Goal of the exercise - Give all the lines below again, exactly, with no pictures.

[Extracted data entries]

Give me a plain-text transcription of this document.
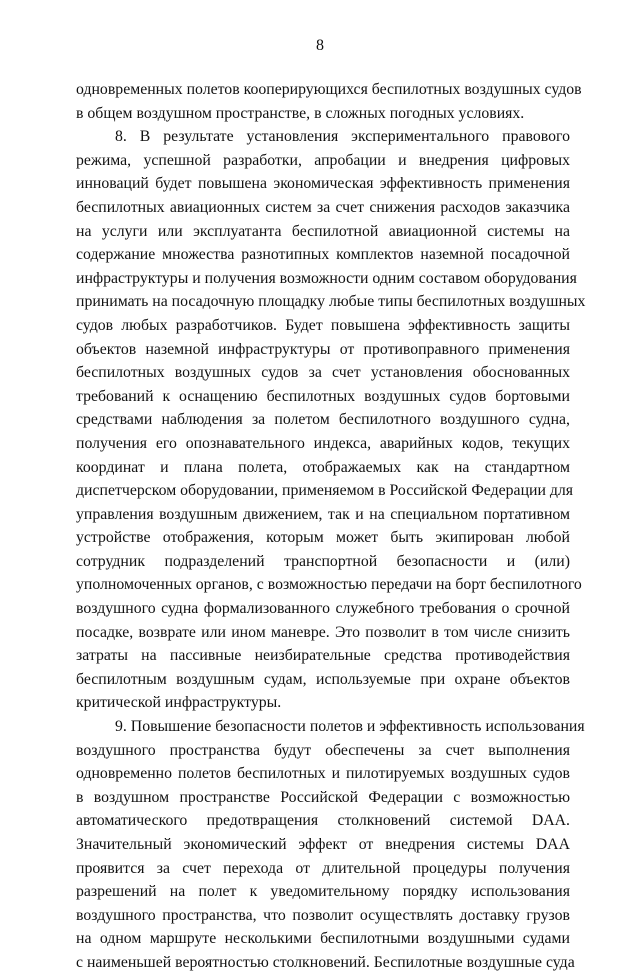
8
одновременных полетов кооперирующихся беспилотных воздушных судов
в общем воздушном пространстве, в сложных погодных условиях.
8. В результате установления экспериментального правового
режима, успешной разработки, апробации и внедрения цифровых
инноваций будет повышена экономическая эффективность применения
беспилотных авиационных систем за счет снижения расходов заказчика
на услуги или эксплуатанта беспилотной авиационной системы на
содержание множества разнотипных комплектов наземной посадочной
инфраструктуры и получения возможности одним составом оборудования
принимать на посадочную площадку любые типы беспилотных воздушных
судов любых разработчиков. Будет повышена эффективность защиты
объектов наземной инфраструктуры от противоправного применения
беспилотных воздушных судов за счет установления обоснованных
требований к оснащению беспилотных воздушных судов бортовыми
средствами наблюдения за полетом беспилотного воздушного судна,
получения его опознавательного индекса, аварийных кодов, текущих
координат и плана полета, отображаемых как на стандартном
диспетчерском оборудовании, применяемом в Российской Федерации для
управления воздушным движением, так и на специальном портативном
устройстве отображения, которым может быть экипирован любой
сотрудник подразделений транспортной безопасности и (или)
уполномоченных органов, с возможностью передачи на борт беспилотного
воздушного судна формализованного служебного требования о срочной
посадке, возврате или ином маневре. Это позволит в том числе снизить
затраты на пассивные неизбирательные средства противодействия
беспилотным воздушным судам, используемые при охране объектов
критической инфраструктуры.
9. Повышение безопасности полетов и эффективность использования
воздушного пространства будут обеспечены за счет выполнения
одновременно полетов беспилотных и пилотируемых воздушных судов
в воздушном пространстве Российской Федерации с возможностью
автоматического предотвращения столкновений системой DAA.
Значительный экономический эффект от внедрения системы DAA
проявится за счет перехода от длительной процедуры получения
разрешений на полет к уведомительному порядку использования
воздушного пространства, что позволит осуществлять доставку грузов
на одном маршруте несколькими беспилотными воздушными судами
с наименьшей вероятностью столкновений. Беспилотные воздушные суда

Task response -
Give me a plain-text transcription of this document.
8
одновременных полетов кооперирующихся беспилотных воздушных судов
в общем воздушном пространстве, в сложных погодных условиях.
8. В результате установления экспериментального правового
режима, успешной разработки, апробации и внедрения цифровых
инноваций будет повышена экономическая эффективность применения
беспилотных авиационных систем за счет снижения расходов заказчика
на услуги или эксплуатанта беспилотной авиационной системы на
содержание множества разнотипных комплектов наземной посадочной
инфраструктуры и получения возможности одним составом оборудования
принимать на посадочную площадку любые типы беспилотных воздушных
судов любых разработчиков. Будет повышена эффективность защиты
объектов наземной инфраструктуры от противоправного применения
беспилотных воздушных судов за счет установления обоснованных
требований к оснащению беспилотных воздушных судов бортовыми
средствами наблюдения за полетом беспилотного воздушного судна,
получения его опознавательного индекса, аварийных кодов, текущих
координат и плана полета, отображаемых как на стандартном
диспетчерском оборудовании, применяемом в Российской Федерации для
управления воздушным движением, так и на специальном портативном
устройстве отображения, которым может быть экипирован любой
сотрудник подразделений транспортной безопасности и (или)
уполномоченных органов, с возможностью передачи на борт беспилотного
воздушного судна формализованного служебного требования о срочной
посадке, возврате или ином маневре. Это позволит в том числе снизить
затраты на пассивные неизбирательные средства противодействия
беспилотным воздушным судам, используемые при охране объектов
критической инфраструктуры.
9. Повышение безопасности полетов и эффективность использования
воздушного пространства будут обеспечены за счет выполнения
одновременно полетов беспилотных и пилотируемых воздушных судов
в воздушном пространстве Российской Федерации с возможностью
автоматического предотвращения столкновений системой DAA.
Значительный экономический эффект от внедрения системы DAA
проявится за счет перехода от длительной процедуры получения
разрешений на полет к уведомительному порядку использования
воздушного пространства, что позволит осуществлять доставку грузов
на одном маршруте несколькими беспилотными воздушными судами
с наименьшей вероятностью столкновений. Беспилотные воздушные суда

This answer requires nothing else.